**Challenge**.
Each line containing the word "true" must be reported.

(Stored data)

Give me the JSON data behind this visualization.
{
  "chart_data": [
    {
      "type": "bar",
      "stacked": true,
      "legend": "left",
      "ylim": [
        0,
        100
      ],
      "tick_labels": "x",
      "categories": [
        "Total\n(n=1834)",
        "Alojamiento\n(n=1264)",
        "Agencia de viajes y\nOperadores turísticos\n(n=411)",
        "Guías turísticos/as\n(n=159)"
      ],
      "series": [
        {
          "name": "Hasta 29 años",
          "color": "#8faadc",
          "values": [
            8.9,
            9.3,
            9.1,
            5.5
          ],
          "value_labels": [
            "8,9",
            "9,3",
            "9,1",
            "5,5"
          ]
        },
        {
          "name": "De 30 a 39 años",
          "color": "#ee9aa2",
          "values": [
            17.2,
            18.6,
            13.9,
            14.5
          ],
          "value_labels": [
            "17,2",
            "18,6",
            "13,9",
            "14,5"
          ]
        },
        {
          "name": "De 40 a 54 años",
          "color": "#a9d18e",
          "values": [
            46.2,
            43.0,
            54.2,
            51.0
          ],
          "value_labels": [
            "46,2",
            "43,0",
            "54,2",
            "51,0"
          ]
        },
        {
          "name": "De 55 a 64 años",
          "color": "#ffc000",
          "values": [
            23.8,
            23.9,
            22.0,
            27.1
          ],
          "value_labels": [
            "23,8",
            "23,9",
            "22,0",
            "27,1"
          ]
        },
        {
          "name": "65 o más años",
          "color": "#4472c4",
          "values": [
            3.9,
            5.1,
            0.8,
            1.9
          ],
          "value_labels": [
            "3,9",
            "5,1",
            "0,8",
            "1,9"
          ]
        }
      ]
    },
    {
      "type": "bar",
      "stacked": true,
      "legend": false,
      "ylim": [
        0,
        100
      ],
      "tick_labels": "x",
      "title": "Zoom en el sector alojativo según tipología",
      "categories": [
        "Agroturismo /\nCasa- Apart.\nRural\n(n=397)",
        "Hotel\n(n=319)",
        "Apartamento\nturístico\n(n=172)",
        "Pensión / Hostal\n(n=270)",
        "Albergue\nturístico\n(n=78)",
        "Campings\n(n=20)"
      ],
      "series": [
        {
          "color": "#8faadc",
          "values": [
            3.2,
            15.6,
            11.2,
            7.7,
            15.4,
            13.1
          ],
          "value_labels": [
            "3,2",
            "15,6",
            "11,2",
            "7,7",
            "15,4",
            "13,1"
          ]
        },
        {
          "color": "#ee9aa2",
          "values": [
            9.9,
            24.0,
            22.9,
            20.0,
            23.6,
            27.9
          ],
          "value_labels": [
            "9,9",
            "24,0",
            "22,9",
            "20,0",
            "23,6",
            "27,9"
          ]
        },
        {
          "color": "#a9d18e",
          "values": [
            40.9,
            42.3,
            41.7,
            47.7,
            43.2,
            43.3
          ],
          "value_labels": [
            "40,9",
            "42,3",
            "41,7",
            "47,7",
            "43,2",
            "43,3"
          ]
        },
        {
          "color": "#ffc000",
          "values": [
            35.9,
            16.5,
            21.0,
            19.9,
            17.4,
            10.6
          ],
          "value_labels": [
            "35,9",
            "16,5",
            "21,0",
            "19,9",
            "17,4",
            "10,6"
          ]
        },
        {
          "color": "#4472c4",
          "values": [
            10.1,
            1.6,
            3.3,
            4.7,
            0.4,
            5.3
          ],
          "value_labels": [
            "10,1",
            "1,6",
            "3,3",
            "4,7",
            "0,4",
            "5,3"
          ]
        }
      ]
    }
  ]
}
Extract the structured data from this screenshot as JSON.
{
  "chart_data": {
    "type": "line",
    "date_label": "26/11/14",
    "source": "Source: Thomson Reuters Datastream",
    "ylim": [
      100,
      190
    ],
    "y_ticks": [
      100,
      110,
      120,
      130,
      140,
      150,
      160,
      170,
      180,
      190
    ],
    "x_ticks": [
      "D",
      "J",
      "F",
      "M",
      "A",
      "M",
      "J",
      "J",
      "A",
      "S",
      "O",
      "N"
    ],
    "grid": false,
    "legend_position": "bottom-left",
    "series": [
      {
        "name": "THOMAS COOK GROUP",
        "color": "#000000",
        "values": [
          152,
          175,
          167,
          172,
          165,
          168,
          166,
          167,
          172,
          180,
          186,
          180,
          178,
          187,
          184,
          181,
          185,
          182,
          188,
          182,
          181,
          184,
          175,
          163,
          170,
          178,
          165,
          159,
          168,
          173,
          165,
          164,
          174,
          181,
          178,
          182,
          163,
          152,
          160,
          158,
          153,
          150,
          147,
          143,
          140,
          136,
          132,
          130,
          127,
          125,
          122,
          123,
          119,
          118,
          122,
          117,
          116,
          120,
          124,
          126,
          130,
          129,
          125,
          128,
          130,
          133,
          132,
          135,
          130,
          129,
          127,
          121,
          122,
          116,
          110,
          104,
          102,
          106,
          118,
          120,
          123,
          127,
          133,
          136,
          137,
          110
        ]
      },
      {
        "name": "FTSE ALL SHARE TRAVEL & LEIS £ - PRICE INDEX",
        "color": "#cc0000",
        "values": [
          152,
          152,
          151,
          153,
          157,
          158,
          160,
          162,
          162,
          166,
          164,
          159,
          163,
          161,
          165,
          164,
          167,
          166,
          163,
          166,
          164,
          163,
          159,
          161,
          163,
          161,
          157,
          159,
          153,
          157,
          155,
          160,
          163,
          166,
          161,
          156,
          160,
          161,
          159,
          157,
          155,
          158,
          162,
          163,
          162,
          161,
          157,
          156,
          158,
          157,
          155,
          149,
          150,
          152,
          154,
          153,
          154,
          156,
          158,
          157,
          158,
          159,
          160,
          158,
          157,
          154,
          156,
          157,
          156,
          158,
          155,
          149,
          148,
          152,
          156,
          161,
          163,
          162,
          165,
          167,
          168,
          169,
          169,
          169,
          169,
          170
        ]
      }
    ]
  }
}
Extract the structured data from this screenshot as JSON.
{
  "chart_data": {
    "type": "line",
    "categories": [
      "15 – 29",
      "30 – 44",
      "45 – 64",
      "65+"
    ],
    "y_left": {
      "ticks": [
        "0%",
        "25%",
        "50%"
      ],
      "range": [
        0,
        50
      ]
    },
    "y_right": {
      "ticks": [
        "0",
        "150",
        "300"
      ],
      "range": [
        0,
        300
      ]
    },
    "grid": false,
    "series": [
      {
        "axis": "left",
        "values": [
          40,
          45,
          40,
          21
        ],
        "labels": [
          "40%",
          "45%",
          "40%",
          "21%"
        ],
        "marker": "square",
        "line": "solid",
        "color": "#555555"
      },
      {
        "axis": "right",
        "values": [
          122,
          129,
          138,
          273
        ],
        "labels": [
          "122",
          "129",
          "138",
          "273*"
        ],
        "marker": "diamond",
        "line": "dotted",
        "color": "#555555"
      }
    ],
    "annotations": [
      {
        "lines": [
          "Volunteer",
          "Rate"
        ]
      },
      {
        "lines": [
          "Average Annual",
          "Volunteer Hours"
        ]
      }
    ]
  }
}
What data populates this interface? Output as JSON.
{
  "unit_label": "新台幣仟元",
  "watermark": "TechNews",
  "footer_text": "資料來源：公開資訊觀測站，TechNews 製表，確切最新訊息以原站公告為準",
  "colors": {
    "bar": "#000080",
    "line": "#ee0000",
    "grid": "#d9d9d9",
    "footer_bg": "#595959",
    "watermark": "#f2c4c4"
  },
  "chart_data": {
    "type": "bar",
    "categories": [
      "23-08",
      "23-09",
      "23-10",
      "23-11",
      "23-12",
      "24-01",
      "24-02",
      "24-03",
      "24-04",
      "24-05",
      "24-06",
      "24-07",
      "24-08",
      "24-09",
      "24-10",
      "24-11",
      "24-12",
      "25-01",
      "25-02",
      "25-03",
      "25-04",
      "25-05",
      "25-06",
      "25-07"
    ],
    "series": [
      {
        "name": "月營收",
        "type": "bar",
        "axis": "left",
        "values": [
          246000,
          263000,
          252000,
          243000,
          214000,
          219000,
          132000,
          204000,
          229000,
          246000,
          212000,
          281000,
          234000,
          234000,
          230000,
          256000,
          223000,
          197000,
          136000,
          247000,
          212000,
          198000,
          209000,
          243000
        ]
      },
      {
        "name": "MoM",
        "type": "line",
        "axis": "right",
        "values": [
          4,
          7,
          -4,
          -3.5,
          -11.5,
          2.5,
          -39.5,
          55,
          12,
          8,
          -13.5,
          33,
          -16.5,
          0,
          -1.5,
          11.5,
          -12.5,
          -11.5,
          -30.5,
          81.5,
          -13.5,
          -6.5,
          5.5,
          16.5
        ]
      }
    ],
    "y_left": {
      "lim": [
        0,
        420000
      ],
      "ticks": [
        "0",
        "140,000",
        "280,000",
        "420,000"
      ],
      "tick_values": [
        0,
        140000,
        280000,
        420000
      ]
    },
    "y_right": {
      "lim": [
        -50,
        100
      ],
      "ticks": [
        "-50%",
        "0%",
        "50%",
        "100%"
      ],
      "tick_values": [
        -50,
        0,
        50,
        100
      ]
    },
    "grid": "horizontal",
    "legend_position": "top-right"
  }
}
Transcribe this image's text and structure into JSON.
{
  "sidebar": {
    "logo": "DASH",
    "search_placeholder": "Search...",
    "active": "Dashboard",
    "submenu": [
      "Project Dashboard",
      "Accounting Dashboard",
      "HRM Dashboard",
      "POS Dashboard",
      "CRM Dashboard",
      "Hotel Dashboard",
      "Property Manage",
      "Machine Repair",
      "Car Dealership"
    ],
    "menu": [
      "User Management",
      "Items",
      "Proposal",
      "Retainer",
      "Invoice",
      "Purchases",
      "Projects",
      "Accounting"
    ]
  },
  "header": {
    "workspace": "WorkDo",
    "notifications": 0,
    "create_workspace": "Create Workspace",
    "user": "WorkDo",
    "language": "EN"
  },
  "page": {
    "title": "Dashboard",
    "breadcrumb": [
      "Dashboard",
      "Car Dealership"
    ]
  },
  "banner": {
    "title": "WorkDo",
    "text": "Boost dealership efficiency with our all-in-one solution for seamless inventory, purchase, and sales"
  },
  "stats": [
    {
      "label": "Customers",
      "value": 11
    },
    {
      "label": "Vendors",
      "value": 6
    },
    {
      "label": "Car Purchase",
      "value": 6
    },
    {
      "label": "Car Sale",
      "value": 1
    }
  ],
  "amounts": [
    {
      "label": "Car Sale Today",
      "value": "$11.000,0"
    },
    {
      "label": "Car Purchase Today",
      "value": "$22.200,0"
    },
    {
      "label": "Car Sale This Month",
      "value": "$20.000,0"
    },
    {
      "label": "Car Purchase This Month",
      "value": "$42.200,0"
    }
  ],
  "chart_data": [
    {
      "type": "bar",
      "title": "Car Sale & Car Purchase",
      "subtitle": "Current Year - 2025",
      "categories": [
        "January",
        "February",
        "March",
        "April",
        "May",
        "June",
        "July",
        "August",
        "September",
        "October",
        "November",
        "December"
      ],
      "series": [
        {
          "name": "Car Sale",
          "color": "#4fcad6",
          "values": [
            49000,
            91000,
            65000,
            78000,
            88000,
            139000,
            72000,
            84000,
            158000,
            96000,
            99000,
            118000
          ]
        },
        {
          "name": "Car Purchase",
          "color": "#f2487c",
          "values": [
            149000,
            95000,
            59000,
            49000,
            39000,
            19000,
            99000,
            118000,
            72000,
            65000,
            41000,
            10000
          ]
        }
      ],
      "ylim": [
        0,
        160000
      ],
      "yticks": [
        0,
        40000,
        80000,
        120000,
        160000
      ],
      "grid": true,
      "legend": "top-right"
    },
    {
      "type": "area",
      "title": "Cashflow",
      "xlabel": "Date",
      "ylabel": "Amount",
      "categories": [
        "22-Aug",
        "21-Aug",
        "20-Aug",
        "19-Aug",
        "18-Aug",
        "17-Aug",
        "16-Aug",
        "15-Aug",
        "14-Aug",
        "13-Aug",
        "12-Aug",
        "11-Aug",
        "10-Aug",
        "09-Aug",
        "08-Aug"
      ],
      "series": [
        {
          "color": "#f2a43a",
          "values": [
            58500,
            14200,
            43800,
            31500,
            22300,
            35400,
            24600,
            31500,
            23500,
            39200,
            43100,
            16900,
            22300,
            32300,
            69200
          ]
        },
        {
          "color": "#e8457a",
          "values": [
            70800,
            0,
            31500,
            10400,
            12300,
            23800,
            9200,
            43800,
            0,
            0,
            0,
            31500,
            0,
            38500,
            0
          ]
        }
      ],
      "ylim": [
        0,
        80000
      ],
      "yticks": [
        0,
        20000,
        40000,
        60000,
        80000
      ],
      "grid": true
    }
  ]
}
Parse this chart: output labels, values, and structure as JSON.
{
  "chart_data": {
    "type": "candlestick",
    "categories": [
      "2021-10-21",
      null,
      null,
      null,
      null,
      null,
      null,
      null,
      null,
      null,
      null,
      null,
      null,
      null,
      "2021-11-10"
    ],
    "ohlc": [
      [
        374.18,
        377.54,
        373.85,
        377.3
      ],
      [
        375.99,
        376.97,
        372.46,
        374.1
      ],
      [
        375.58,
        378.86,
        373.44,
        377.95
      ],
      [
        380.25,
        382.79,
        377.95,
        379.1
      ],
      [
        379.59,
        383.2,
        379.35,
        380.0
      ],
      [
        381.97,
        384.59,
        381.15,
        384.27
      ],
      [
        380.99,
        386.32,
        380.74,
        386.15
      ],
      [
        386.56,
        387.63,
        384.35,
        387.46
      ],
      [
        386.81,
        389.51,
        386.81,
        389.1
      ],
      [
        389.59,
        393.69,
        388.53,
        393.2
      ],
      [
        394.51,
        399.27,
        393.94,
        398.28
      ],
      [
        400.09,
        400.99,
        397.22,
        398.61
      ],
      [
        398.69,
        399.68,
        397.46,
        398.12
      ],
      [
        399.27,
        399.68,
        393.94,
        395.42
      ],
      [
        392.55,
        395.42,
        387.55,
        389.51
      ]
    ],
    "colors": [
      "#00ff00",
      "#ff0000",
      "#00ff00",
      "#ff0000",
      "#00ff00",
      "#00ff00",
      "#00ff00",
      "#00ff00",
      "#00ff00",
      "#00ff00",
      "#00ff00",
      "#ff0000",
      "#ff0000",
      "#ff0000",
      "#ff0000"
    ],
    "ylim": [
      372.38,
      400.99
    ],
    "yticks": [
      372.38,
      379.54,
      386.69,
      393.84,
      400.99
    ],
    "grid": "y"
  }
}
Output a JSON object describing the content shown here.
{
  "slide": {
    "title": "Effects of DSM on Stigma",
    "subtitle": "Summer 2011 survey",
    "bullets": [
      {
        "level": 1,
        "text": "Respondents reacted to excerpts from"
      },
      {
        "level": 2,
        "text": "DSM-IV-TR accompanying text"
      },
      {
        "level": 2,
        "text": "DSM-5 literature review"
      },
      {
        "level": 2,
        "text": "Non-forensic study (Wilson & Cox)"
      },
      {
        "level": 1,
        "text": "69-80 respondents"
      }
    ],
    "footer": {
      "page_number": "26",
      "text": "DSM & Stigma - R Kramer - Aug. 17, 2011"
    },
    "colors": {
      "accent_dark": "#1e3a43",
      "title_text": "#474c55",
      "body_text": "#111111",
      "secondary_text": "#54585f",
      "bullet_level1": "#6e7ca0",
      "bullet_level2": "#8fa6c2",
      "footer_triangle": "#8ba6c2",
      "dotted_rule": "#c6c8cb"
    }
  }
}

**Reply to the exercise**.
      "stacked": true,
      "stacked": true,
      "grid": true,
      "grid": true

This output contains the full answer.